Investors lowered their bets following the release of a new employment data schedule on 19 November which saw the cancellation of the October jobs report, due to the government shutdown.
The November non-farm payrolls report will now be released on 16 December, after the final Federal Reserve meeting of 2025 on 10 December, depriving policy makers of a read on the labour market.
Meanwhile, minutes from the October Fed meeting, also released on 19 November, confirmed a divided committee with several policy members voting against October’s interest rate cut.
A December cut in rates is still possible but looks unlikely given the lack of unity among policy makers and untimely data releases. Many Fed officials said it was appropriate to keep rates steady for the rest of 2025.
However, looking into 2026 most policy makers saw further scope for further interest rate cuts.
Delayed report further muddies the waters
The delayed September non-farm payrolls report which landed on 20 November gave encouragement to both hawks and doves on the Fed committee.
There was an upside surprise in the number of jobs created which came in at 119,000 compared with 51,000 expected, suggesting a resilient labour market.
On the other hand, the unemployment rate ticked up to 4.4% from 4.3%, higher than forecast and reaching a four-year high.
In addition, the Bureau of Labor Statistics also revealed the economy lost 4,000 jobs in August rather than adding 21,000 as initially reported, giving more ammunition to Fed policy makers more worries about a softening labour market.
The Fed has known for some time that US households, particularly low and middle-income earners, have faced mounting financial stress from sticky inflation and a tougher jobs market.
Walmart raises outlook
Traditionally, retail bellwether Walmart has benefitted from consumers trading down, so when the big-box retailer is performing well investors often see it as a bad sign for the state of the general economy.
On that basis the latest quarterly results from Walmart, released on 20 November, may give investors and Fed officials pause for thought.
Walmart revealed better than expected earnings and raised its full year outlook, driven by strong online sales growth. The retailer saw an increase in the number of customer visits and higher spending, driving market share gains.
“We’re well positioned for a strong finish to the year and beyond that,” commented CEO Dough McMillion, who is set to retire in February 2026 after 11 years at the helm.
McMillion will be succeeded by John Furner who heads up Walmart’s US operations.
The company also announced a move of its listing to the Nasdaq from the New York Stock Exchange, effective from 9 December.

RECORDS SUPPLIED:
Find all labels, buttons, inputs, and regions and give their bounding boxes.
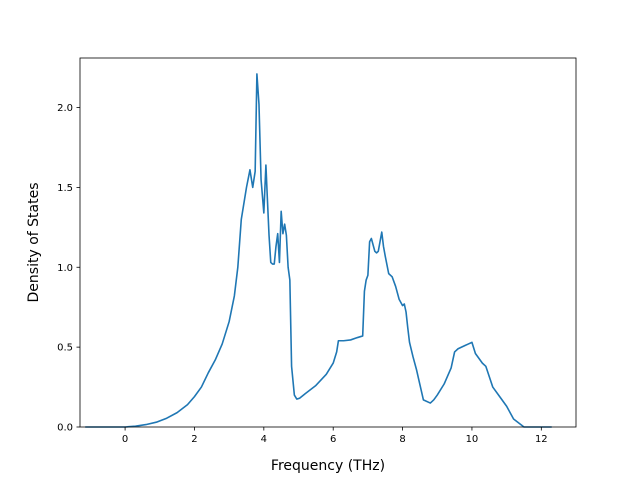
x-tick-label: 10 — [466, 434, 479, 445]
axes-frame — [79, 57, 577, 428]
series-layer — [85, 73, 552, 428]
y-tick-label: 1.0 — [57, 263, 73, 274]
x-tick-label: 4 — [261, 434, 267, 445]
y-axis-label: Density of States — [26, 183, 42, 303]
y-axis-ticks: 0.0 0.5 1.0 1.5 2.0 — [57, 103, 80, 434]
plot-area — [79, 57, 577, 428]
x-axis-label: Frequency (THz) — [271, 458, 385, 474]
y-tick-label: 0.0 — [57, 423, 73, 434]
dos-series-line — [85, 73, 552, 428]
x-tick-label: 0 — [122, 434, 128, 445]
x-tick-label: 12 — [535, 434, 548, 445]
x-tick-label: 6 — [330, 434, 336, 445]
x-axis-ticks: 0 2 4 6 8 10 12 — [122, 427, 548, 445]
y-tick-label: 2.0 — [57, 103, 73, 114]
y-tick-label: 1.5 — [57, 183, 73, 194]
x-tick-label: 8 — [399, 434, 405, 445]
y-tick-label: 0.5 — [57, 343, 73, 354]
x-tick-label: 2 — [191, 434, 197, 445]
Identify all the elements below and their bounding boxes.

SHORT EXERCISE A:
In the market update, what unemployment rate did the delayed September non-farm payrolls report show?
SHORT EXERCISE B:
Lay out every line of the listing as a Markdown table with the columns Row and Line, numbering the rows in order. Leave the picture out.

FULL OUTPUT A:
4.4%, up from 4.3%.

FULL OUTPUT B:
| Row | Line |
|---|---|
| 1 | Find all labels, buttons, inputs, and regions and give their bounding boxes. |
| 2 | x-tick-label: 10 — [466, 434, 479, 445] |
| 3 | axes-frame — [79, 57, 577, 428] |
| 4 | series-layer — [85, 73, 552, 428] |
| 5 | y-tick-label: 1.0 — [57, 263, 73, 274] |
| 6 | x-tick-label: 4 — [261, 434, 267, 445] |
| 7 | y-axis-label: Density of States — [26, 183, 42, 303] |
| 8 | y-axis-ticks: 0.0 0.5 1.0 1.5 2.0 — [57, 103, 80, 434] |
| 9 | plot-area — [79, 57, 577, 428] |
| 10 | x-axis-label: Frequency (THz) — [271, 458, 385, 474] |
| 11 | y-tick-label: 0.0 — [57, 423, 73, 434] |
| 12 | dos-series-line — [85, 73, 552, 428] |
| 13 | x-tick-label: 0 — [122, 434, 128, 445] |
| 14 | x-tick-label: 12 — [535, 434, 548, 445] |
| 15 | x-tick-label: 6 — [330, 434, 336, 445] |
| 16 | x-axis-ticks: 0 2 4 6 8 10 12 — [122, 427, 548, 445] |
| 17 | y-tick-label: 2.0 — [57, 103, 73, 114] |
| 18 | y-tick-label: 1.5 — [57, 183, 73, 194] |
| 19 | x-tick-label: 8 — [399, 434, 405, 445] |
| 20 | y-tick-label: 0.5 — [57, 343, 73, 354] |
| 21 | x-tick-label: 2 — [191, 434, 197, 445] |
| 22 | Identify all the elements below and their bounding boxes. |